Work instructions
Pick out every line that holds the string "title" and copy it.

Dataset items
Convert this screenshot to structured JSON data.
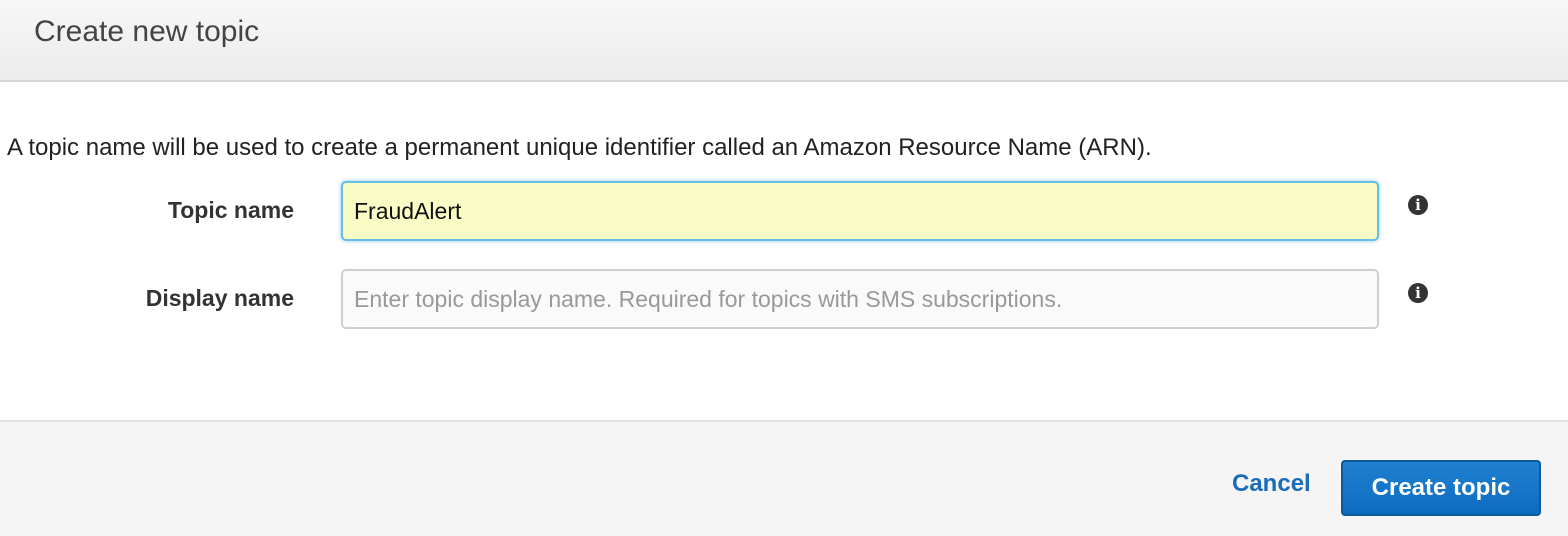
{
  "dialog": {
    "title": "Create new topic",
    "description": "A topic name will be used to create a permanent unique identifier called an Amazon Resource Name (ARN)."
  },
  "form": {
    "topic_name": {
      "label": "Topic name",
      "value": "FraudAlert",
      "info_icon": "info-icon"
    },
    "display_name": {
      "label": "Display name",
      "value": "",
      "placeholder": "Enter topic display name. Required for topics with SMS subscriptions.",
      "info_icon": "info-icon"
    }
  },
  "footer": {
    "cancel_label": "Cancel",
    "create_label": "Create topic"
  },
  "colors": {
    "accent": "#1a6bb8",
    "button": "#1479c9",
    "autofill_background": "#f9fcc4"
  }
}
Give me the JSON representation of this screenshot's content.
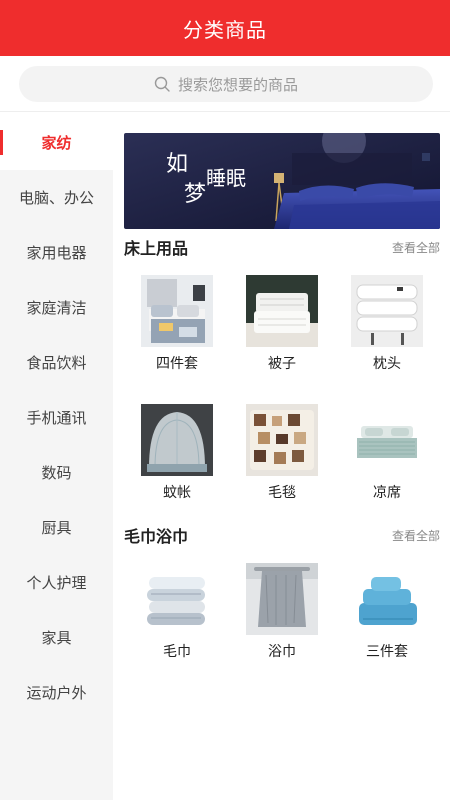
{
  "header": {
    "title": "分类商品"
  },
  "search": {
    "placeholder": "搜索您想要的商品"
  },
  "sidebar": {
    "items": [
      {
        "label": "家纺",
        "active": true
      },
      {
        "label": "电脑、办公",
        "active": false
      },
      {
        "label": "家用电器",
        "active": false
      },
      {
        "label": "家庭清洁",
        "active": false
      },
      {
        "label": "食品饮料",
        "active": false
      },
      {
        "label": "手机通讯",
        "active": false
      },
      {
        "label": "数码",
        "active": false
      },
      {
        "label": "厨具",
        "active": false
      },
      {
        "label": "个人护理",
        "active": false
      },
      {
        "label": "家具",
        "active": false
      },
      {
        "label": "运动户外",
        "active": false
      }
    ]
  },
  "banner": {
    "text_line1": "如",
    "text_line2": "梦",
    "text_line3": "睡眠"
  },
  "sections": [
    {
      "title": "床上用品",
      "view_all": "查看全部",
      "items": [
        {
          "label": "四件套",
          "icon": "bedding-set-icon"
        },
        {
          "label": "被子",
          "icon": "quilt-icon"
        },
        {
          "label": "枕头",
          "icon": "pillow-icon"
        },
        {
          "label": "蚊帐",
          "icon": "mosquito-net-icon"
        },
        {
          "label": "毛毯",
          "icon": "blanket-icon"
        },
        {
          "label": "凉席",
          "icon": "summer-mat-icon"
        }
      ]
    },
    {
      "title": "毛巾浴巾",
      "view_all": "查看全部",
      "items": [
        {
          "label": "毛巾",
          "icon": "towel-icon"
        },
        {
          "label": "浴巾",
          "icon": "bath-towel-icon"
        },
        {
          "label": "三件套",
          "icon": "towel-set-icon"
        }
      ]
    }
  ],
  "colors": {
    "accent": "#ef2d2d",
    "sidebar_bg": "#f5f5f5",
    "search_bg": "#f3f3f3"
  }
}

Task output
    "title": "Create new topic",
    "title": "分类商品"
      "title": "床上用品",
      "title": "毛巾浴巾",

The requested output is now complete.